Find each line with the word "oCfg" in it, then give the total alone.

— START —

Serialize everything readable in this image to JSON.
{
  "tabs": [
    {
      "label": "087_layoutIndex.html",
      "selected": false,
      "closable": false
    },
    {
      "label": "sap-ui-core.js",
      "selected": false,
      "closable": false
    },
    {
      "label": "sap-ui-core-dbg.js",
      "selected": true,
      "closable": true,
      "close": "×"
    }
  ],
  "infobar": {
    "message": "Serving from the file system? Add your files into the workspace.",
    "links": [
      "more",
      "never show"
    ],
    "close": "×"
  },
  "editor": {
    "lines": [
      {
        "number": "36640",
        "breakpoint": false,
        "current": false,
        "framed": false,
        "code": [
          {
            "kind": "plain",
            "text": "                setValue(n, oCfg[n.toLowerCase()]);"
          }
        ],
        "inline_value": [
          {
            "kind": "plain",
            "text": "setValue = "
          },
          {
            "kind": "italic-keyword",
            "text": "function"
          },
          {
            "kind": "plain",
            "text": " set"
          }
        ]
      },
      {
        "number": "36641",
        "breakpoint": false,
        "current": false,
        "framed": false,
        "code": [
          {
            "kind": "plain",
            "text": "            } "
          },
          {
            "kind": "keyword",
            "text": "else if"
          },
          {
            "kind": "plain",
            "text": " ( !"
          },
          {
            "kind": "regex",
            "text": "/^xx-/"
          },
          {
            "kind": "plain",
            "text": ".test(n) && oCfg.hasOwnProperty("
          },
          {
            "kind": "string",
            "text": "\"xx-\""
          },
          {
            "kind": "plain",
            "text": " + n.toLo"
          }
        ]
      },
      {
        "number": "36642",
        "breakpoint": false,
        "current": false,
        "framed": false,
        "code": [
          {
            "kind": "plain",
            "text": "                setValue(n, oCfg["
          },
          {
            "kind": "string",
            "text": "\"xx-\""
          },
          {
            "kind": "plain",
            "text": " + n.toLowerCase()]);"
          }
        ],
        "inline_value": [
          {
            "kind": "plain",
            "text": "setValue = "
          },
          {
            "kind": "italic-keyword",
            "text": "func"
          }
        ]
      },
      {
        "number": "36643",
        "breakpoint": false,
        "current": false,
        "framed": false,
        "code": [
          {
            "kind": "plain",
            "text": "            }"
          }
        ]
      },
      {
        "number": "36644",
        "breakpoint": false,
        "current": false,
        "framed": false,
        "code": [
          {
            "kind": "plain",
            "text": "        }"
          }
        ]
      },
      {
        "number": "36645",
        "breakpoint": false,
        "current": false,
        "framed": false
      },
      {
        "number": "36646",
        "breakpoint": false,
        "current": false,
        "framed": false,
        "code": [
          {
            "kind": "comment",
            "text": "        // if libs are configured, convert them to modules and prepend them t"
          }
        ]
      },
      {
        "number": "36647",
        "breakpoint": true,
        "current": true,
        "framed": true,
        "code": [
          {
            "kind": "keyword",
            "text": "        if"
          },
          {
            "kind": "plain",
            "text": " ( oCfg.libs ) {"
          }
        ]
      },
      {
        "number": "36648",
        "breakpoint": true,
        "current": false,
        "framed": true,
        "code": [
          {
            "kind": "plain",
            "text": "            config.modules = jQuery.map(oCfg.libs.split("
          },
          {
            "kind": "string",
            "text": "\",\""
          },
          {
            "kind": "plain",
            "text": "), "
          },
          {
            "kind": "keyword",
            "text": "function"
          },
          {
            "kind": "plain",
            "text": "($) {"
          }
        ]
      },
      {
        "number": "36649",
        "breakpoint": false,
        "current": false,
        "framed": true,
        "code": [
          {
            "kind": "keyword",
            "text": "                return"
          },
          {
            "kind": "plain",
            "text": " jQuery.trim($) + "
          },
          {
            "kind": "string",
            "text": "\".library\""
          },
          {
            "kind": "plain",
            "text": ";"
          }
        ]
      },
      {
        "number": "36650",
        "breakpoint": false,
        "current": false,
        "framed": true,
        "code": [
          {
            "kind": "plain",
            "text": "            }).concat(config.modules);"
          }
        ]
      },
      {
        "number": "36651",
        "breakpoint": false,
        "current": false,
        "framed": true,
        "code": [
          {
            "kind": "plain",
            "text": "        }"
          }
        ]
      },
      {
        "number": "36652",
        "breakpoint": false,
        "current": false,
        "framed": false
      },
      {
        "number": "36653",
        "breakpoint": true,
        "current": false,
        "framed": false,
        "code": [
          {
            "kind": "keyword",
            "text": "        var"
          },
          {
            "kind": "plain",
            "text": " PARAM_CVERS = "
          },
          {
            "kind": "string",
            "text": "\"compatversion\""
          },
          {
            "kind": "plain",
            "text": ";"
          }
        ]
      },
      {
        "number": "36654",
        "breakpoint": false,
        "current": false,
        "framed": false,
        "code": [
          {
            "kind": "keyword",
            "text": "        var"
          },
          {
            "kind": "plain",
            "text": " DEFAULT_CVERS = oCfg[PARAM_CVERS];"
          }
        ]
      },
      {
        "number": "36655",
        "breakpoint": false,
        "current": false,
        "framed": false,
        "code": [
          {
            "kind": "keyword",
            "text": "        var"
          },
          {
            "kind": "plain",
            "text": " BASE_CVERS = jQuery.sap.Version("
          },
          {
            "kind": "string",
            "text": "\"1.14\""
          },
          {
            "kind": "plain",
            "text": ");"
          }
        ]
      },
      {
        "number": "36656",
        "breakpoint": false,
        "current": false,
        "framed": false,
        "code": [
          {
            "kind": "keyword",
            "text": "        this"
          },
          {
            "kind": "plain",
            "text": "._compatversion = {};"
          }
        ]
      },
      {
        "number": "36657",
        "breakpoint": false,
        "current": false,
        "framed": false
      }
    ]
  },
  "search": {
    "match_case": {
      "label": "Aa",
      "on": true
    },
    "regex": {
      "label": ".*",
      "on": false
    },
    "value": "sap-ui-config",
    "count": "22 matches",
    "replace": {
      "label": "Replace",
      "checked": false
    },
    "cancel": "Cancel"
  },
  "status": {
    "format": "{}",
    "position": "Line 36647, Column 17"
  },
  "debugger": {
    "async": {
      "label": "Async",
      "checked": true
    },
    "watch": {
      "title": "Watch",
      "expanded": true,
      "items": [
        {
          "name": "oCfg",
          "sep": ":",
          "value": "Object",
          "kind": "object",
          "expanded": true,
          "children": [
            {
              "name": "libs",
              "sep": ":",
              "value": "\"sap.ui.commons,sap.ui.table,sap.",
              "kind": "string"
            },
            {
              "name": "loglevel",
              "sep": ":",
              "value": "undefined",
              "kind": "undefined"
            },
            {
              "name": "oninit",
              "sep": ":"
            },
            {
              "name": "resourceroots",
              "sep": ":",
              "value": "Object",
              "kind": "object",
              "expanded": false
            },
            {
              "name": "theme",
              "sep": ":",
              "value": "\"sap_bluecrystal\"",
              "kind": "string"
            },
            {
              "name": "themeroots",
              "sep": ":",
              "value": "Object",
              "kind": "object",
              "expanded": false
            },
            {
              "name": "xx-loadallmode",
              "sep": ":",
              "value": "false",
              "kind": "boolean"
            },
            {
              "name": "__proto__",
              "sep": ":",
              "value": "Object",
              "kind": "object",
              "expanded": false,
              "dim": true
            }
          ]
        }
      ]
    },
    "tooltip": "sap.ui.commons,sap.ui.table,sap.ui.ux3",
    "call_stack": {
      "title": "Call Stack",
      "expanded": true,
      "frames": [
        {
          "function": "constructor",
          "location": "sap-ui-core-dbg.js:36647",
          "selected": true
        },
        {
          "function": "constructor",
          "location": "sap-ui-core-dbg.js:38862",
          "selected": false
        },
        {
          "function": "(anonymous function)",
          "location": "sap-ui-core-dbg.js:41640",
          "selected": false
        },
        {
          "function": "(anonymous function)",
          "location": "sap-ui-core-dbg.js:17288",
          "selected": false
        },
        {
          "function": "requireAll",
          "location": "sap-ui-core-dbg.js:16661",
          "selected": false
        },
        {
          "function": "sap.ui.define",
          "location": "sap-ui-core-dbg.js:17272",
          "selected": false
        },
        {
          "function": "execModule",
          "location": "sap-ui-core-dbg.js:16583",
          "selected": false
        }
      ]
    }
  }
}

— END —

Solution to this problem
7